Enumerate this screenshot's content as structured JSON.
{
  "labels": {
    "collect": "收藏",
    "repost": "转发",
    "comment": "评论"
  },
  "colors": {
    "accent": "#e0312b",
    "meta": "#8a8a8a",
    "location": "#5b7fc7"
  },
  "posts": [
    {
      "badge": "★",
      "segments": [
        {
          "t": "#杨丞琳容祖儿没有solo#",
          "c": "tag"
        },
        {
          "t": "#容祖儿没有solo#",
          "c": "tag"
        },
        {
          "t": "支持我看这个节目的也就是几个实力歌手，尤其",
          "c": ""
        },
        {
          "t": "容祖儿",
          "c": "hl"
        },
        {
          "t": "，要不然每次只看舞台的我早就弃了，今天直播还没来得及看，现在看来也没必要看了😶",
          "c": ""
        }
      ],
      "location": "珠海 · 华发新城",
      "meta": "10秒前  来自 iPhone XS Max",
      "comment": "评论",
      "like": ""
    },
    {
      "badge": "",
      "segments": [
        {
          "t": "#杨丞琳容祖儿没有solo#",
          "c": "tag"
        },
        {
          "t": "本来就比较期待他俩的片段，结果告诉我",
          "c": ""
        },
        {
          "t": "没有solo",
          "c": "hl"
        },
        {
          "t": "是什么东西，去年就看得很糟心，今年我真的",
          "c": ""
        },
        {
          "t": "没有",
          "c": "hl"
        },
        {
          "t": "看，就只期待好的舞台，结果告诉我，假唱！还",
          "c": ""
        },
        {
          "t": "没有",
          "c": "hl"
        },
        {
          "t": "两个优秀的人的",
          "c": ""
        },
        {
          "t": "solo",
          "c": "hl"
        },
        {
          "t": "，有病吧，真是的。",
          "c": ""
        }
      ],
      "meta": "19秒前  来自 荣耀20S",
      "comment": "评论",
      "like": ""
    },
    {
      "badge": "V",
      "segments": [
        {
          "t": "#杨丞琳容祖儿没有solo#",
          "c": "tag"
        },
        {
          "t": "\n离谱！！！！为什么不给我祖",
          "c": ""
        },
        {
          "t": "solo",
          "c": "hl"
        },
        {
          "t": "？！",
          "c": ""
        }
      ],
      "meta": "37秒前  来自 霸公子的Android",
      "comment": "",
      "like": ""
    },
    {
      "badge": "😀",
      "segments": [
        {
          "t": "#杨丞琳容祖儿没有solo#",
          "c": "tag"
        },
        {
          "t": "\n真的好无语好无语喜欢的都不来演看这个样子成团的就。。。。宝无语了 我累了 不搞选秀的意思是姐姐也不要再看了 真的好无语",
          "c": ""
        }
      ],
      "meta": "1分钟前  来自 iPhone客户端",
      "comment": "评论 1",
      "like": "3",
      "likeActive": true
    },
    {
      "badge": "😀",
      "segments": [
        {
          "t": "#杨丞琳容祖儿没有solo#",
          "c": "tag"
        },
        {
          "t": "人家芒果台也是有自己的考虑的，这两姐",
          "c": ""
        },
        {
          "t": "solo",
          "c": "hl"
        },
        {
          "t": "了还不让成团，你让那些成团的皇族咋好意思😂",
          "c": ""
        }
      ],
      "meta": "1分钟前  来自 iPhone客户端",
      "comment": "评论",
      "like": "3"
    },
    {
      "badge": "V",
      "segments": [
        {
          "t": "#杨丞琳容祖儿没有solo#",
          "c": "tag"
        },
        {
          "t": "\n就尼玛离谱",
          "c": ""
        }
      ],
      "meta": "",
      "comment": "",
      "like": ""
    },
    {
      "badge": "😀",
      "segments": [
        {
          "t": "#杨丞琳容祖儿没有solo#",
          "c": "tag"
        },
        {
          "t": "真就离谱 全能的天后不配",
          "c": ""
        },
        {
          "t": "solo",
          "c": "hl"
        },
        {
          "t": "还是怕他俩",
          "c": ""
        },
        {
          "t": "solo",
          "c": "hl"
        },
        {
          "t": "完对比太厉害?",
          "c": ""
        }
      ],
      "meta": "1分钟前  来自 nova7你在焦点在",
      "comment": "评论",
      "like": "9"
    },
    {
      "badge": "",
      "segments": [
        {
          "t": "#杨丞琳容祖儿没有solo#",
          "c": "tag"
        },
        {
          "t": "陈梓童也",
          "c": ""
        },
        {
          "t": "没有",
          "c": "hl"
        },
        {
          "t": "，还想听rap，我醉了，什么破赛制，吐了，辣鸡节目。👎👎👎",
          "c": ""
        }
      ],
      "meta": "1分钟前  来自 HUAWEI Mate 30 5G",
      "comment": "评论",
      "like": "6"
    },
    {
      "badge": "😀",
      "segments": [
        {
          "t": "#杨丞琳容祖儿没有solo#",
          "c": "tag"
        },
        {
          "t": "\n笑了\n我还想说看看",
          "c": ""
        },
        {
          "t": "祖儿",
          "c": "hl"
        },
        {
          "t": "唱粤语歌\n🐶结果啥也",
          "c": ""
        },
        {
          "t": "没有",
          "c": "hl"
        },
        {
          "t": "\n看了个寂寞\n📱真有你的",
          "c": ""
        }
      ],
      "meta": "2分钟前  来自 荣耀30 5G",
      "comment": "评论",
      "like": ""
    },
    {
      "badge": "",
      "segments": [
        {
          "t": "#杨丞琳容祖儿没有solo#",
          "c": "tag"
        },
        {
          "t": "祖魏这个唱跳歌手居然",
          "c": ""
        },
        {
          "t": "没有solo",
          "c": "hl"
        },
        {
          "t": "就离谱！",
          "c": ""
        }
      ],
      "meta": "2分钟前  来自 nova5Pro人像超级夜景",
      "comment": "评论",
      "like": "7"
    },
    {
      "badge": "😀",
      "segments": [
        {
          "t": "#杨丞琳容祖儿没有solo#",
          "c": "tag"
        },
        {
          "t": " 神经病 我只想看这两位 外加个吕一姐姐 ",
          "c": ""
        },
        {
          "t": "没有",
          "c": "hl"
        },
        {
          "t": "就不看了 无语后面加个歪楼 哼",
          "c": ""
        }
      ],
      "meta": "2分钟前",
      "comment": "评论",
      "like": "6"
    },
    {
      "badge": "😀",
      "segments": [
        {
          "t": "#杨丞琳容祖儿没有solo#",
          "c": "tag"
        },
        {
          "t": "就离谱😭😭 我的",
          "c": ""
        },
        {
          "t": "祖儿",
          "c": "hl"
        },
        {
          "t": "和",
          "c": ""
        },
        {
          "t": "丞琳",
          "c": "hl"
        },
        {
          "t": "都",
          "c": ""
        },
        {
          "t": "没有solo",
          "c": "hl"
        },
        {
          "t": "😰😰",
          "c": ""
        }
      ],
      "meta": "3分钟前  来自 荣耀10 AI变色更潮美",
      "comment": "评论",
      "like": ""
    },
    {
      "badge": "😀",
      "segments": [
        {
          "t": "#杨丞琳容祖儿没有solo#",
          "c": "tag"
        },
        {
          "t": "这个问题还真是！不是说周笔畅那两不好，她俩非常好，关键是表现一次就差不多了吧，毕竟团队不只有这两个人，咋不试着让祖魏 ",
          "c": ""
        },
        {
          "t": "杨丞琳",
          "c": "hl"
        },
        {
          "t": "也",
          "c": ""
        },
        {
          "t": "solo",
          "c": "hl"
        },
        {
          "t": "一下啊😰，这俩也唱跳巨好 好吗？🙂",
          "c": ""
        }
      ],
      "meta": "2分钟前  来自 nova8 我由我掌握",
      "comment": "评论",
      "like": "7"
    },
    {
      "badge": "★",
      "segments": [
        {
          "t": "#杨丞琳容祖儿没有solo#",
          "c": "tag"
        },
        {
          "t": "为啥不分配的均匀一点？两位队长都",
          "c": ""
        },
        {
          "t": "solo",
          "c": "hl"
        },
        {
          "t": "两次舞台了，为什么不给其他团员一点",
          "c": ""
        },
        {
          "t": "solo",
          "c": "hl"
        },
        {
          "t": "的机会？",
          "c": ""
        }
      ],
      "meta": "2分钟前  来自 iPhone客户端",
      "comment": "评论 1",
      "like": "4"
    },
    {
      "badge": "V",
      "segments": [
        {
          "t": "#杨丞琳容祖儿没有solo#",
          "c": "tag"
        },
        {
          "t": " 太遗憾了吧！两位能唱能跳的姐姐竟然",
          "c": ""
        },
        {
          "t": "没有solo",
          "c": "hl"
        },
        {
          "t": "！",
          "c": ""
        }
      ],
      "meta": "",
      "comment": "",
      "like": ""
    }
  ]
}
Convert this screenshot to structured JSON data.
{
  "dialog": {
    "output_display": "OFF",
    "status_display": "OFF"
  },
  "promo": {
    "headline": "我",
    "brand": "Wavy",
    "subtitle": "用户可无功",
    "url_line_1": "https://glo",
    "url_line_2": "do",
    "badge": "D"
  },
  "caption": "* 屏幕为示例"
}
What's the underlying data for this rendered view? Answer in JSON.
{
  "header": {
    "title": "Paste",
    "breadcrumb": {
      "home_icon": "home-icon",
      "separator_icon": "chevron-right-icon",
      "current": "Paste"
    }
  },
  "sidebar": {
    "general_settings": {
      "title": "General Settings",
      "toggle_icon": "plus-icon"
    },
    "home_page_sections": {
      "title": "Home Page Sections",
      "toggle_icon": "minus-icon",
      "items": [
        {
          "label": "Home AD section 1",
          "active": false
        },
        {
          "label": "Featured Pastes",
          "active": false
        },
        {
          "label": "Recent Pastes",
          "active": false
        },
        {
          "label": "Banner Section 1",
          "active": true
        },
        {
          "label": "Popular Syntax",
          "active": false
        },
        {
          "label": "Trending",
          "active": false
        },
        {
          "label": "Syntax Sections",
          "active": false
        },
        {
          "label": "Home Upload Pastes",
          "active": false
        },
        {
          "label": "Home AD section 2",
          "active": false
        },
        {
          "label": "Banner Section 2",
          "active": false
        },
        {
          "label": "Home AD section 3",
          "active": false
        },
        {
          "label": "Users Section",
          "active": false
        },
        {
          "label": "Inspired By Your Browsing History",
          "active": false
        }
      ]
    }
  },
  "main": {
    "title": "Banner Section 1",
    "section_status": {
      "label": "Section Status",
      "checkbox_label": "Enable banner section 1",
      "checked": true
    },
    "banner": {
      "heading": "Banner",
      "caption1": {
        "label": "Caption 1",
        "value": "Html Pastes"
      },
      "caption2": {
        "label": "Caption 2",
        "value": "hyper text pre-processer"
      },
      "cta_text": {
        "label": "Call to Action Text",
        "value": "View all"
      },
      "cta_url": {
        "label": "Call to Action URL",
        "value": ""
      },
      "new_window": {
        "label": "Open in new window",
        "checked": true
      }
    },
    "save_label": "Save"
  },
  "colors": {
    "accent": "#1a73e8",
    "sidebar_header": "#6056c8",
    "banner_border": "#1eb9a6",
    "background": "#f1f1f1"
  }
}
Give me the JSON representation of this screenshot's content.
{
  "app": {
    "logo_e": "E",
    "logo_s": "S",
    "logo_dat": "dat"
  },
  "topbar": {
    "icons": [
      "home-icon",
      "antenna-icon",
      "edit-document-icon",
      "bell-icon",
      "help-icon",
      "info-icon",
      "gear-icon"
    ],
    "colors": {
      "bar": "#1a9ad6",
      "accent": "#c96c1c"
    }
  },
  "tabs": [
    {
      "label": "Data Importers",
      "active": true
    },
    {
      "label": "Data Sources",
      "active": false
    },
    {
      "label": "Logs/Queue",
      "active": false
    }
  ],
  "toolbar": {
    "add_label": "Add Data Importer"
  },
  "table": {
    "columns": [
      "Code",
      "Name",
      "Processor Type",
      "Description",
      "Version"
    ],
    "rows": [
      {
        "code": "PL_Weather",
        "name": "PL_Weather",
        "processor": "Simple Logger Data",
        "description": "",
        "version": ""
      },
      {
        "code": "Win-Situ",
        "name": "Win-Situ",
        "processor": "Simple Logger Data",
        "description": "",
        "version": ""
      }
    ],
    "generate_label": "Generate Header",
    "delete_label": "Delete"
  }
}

Direction →
Of the lines in this material, state how many hold the string "accent". Write no other words.

Result of this exercise →
3